→ **Exercise**
Copy all lines below containing "PatCor".

— START OF Records to process —

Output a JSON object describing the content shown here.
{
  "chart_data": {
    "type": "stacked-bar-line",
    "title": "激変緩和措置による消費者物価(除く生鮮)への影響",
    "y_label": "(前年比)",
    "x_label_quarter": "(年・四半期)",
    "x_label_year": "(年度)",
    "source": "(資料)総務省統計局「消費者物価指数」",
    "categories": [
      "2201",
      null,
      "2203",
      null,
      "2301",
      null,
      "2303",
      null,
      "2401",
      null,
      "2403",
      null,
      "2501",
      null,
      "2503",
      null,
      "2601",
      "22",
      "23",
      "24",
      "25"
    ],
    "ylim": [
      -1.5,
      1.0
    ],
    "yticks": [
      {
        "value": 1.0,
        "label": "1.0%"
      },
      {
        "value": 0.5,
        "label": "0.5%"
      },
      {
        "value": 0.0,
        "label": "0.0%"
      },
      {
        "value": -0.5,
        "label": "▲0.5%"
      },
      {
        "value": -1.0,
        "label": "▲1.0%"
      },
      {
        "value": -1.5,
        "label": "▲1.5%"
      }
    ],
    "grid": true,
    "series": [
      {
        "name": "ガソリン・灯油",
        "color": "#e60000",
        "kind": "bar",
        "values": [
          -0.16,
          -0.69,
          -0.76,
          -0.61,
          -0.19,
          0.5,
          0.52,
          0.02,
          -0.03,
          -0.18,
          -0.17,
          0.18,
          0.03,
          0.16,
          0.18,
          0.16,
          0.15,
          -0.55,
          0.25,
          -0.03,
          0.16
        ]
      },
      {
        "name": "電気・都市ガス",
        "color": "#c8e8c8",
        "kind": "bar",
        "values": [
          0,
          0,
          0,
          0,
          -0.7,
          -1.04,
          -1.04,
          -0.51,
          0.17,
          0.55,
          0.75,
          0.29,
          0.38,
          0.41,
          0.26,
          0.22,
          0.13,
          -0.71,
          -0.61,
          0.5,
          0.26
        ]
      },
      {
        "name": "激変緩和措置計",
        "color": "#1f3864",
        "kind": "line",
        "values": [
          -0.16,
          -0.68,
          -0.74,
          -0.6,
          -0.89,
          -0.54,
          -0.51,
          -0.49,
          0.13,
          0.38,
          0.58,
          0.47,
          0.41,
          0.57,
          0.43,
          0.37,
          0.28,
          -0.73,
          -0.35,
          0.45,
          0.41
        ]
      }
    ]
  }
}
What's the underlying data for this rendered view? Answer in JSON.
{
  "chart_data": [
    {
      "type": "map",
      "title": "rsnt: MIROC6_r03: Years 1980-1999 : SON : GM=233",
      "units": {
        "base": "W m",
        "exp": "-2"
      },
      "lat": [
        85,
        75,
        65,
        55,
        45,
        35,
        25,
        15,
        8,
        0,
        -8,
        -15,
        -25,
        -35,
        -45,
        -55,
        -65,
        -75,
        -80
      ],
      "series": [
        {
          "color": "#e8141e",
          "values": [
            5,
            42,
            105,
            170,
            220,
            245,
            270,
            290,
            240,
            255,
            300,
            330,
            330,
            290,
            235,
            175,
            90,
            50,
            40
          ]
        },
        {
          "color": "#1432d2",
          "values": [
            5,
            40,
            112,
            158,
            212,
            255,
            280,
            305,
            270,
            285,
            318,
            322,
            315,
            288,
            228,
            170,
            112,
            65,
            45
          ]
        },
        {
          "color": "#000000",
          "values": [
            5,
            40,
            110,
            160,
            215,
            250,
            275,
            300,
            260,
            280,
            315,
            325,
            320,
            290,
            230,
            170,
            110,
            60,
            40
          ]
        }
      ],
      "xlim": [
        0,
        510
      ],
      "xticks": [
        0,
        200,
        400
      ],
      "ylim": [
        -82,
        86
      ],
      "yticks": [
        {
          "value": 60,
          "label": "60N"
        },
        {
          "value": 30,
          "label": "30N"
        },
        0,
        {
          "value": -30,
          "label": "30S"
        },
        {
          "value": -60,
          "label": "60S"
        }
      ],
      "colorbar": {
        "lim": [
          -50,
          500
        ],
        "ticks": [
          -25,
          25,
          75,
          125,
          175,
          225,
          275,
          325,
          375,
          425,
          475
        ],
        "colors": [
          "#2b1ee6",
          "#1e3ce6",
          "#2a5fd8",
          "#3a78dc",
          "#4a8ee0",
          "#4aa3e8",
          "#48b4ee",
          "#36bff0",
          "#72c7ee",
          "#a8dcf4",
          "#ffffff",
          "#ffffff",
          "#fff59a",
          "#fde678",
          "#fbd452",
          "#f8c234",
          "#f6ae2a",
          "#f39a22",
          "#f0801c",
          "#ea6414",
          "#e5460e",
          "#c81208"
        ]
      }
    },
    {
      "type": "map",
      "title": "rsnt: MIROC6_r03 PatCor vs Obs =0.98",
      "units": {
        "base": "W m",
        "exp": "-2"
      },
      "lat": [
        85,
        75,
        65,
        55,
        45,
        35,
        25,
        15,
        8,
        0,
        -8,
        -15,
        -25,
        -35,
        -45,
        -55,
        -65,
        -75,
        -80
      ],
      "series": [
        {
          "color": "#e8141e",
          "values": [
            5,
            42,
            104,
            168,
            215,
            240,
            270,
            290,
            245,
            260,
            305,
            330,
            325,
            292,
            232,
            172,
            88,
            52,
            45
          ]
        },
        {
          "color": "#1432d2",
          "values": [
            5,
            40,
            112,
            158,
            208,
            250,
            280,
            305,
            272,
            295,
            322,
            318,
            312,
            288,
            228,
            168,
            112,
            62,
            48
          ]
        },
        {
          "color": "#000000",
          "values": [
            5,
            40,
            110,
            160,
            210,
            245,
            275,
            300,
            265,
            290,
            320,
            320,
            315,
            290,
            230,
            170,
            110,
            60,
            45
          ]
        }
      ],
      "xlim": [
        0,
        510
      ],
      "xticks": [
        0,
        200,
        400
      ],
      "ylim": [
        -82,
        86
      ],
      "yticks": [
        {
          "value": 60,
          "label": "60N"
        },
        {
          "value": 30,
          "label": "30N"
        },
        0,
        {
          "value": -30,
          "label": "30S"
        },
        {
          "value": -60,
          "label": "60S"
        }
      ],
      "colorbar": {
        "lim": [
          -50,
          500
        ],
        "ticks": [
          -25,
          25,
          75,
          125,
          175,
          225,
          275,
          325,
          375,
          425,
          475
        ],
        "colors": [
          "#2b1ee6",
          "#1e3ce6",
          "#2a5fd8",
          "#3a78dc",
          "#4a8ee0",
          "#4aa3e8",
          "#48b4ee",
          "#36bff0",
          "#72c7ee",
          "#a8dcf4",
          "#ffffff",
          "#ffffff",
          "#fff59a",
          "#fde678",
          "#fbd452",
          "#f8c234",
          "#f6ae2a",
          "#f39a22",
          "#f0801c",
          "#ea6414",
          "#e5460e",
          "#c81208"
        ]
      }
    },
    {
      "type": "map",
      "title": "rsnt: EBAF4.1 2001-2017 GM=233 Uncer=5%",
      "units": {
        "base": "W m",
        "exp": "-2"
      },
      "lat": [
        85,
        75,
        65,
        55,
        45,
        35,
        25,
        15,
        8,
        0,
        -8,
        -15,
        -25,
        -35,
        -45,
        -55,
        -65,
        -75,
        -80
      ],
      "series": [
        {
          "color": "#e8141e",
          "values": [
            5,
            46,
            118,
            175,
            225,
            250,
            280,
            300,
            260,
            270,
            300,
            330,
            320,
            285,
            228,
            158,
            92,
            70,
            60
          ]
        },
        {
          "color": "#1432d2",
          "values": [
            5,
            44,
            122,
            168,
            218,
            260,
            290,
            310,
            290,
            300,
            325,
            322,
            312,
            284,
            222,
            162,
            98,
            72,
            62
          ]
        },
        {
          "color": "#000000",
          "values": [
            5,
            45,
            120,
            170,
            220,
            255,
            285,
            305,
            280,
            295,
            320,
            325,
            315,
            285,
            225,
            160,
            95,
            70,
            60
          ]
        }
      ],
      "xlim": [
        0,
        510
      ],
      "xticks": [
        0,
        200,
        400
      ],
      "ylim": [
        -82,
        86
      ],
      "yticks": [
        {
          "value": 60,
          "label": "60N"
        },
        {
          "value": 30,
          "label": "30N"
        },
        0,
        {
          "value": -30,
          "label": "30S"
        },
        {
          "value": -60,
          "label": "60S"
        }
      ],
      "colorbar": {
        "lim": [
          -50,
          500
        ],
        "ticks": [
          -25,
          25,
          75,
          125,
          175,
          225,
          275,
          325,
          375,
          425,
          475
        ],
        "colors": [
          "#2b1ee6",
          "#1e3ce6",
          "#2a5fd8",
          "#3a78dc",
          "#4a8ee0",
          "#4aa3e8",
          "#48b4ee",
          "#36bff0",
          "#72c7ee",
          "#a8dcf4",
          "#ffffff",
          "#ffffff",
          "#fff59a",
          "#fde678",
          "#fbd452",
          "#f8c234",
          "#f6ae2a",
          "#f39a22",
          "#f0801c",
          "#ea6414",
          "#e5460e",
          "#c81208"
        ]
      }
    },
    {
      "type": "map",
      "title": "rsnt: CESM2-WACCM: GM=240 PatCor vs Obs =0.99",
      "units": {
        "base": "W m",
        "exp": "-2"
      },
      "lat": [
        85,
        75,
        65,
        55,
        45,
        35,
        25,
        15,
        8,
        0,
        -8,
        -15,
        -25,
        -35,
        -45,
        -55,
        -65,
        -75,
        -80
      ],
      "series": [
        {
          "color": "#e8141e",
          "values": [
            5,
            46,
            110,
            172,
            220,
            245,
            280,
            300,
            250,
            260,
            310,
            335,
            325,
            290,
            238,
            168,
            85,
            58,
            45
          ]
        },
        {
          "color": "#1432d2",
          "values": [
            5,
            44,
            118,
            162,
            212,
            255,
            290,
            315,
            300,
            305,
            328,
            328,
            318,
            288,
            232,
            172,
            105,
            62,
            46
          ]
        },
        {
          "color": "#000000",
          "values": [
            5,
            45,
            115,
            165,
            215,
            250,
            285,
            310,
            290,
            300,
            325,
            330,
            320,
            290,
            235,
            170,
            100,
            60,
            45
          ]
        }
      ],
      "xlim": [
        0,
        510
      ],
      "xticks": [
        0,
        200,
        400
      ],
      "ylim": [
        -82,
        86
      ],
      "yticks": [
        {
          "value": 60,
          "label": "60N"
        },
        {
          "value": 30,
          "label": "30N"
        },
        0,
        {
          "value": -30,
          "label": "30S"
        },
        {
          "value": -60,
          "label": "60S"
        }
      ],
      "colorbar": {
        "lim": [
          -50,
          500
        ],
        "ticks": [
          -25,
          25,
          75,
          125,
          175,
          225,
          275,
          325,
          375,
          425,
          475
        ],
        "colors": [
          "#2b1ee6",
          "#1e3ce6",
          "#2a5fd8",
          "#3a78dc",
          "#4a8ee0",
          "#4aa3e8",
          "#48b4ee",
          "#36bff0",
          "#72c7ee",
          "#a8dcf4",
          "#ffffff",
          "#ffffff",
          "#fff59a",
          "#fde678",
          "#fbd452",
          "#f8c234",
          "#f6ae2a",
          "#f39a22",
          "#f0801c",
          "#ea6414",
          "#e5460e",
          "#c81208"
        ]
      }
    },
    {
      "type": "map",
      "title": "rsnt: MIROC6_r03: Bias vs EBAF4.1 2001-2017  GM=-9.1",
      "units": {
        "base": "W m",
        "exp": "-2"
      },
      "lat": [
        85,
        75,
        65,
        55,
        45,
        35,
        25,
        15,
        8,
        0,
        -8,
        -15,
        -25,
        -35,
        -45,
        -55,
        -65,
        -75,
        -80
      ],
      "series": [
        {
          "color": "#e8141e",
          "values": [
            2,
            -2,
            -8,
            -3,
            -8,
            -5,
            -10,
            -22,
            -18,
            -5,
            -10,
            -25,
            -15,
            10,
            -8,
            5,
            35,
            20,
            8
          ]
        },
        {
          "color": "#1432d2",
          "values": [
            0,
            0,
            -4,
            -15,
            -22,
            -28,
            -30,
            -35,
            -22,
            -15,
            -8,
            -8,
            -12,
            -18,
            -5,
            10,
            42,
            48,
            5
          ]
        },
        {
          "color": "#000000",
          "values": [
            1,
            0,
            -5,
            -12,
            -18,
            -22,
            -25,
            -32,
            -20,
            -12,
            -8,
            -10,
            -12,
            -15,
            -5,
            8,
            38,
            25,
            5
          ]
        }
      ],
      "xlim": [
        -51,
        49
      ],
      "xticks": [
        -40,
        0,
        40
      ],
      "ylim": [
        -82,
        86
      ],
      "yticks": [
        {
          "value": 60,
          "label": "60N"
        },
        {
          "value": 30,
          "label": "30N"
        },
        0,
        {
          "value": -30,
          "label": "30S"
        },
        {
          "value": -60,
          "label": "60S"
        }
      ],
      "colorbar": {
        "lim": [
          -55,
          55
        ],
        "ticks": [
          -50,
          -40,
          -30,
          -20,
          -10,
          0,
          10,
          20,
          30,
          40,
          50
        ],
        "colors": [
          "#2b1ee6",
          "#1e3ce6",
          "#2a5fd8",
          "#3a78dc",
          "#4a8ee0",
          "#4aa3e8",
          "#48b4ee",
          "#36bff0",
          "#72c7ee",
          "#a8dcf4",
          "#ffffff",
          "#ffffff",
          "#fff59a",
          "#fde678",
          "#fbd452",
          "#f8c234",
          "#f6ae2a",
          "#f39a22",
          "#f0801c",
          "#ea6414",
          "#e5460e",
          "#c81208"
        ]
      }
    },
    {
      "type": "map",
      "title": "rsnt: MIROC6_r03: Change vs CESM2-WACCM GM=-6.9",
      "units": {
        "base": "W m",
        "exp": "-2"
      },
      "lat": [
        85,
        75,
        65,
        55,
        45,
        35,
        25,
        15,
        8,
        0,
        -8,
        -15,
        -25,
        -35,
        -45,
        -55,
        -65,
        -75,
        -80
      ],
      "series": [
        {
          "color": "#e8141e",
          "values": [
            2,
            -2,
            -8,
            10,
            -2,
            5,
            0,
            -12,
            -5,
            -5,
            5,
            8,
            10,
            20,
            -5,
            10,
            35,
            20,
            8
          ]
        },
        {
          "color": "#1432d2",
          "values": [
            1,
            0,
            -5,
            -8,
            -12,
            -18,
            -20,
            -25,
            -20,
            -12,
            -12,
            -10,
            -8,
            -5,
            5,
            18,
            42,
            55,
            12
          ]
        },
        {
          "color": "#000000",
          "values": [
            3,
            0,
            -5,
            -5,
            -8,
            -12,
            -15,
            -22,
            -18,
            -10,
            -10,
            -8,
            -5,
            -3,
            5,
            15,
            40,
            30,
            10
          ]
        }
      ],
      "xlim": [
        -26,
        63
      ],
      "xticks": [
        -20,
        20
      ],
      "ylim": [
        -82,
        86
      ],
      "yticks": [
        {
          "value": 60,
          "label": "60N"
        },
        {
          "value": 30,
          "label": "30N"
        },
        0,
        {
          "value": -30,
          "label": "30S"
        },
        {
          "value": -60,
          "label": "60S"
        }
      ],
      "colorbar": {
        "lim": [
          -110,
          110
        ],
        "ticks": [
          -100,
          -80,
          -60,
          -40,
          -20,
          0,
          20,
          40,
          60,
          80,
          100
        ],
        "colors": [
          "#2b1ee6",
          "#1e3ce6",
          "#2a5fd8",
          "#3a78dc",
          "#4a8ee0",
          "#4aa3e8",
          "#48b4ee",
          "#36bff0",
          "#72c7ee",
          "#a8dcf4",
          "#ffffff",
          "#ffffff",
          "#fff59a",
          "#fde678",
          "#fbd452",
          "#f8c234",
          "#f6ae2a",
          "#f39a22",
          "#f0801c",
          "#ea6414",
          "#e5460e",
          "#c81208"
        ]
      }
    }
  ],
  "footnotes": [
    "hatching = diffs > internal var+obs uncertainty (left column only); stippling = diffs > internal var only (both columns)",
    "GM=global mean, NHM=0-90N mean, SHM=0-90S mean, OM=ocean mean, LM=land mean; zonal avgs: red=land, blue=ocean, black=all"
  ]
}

— END OF Records to process —

→ **Solution to this problem**
      "title": "rsnt: MIROC6_r03 PatCor vs Obs =0.98",
      "title": "rsnt: CESM2-WACCM: GM=240 PatCor vs Obs =0.99",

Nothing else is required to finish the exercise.